-- BEGIN RECORDS FOR THIS EXERCISE --

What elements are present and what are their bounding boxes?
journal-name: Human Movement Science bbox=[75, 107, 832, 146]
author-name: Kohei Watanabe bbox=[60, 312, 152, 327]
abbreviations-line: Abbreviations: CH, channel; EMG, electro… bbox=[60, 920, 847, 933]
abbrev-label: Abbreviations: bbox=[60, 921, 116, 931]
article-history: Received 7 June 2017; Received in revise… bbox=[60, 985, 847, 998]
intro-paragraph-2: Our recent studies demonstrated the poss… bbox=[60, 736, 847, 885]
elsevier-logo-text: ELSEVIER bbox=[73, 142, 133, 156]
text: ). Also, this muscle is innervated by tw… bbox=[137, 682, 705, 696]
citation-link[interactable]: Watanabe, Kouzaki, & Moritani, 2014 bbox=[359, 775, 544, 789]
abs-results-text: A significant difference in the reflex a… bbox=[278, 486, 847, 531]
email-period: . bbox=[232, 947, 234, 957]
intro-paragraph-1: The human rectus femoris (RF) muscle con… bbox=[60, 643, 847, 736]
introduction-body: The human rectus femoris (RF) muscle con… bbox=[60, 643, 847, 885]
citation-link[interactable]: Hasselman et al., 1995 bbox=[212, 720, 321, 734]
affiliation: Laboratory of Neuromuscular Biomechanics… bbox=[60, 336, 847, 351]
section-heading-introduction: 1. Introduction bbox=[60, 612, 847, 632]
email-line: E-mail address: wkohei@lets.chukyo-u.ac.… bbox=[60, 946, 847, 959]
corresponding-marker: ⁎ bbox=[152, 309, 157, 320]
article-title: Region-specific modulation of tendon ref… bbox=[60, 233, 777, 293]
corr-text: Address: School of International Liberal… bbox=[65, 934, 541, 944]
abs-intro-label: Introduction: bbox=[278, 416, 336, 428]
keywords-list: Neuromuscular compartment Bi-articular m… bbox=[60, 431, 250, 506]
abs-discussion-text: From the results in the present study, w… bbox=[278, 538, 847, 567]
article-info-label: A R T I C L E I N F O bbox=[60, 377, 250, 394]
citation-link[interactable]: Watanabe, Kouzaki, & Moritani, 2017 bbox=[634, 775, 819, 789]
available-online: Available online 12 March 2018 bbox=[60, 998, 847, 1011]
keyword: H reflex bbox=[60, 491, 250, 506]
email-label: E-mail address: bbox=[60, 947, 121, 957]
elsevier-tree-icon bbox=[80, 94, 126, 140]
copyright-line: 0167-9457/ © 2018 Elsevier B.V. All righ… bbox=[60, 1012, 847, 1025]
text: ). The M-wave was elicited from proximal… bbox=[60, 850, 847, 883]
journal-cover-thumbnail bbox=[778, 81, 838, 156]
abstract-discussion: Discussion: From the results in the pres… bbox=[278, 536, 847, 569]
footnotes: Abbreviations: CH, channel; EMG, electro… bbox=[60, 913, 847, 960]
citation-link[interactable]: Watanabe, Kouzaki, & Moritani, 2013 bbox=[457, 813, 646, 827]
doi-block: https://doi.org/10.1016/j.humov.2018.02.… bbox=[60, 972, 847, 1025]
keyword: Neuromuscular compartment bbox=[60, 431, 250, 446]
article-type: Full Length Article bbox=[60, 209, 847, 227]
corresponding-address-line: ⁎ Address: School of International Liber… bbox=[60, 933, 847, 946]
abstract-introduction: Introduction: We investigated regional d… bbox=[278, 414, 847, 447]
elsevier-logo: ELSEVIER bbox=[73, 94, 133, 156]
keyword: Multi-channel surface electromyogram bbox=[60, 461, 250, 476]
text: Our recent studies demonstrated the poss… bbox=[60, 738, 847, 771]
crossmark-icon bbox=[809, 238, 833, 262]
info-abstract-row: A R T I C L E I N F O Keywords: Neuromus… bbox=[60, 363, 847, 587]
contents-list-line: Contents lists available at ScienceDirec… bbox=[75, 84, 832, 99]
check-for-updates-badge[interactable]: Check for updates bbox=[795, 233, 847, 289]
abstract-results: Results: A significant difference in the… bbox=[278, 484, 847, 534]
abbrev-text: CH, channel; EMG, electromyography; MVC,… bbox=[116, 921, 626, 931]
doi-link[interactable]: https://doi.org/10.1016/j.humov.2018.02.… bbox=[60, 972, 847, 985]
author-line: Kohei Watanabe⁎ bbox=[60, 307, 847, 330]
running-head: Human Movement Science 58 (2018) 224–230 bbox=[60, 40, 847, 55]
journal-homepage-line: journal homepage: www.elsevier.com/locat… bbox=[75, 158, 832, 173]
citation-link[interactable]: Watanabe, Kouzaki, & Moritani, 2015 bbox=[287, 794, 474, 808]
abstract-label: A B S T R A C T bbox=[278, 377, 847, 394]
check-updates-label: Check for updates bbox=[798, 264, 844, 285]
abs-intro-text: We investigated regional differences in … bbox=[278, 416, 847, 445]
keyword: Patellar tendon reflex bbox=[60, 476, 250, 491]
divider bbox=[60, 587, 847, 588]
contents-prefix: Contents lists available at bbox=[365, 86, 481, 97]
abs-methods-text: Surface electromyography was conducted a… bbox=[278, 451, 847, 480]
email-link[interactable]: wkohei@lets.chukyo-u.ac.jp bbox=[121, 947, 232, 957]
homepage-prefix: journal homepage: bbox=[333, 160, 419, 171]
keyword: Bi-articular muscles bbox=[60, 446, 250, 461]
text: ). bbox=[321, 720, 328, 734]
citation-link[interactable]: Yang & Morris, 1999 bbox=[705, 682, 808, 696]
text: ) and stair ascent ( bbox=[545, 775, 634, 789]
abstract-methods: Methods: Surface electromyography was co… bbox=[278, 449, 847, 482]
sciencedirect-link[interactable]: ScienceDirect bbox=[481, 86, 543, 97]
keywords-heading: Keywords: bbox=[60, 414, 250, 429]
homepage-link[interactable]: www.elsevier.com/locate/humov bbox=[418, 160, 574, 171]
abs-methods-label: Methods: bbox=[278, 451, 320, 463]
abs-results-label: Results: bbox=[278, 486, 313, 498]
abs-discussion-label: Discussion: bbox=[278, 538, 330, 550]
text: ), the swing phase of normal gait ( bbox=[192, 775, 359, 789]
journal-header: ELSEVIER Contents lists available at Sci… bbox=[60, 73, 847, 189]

-- END RECORDS FOR THIS EXERCISE --

DIRECTIONS FOR THIS TASK: Locate each line of the material that contains the string "prefix", with case counting, and copy those lines.

WRITTEN ANSWER:
contents-prefix: Contents lists available at bbox=[365, 86, 481, 97]
homepage-prefix: journal homepage: bbox=[333, 160, 419, 171]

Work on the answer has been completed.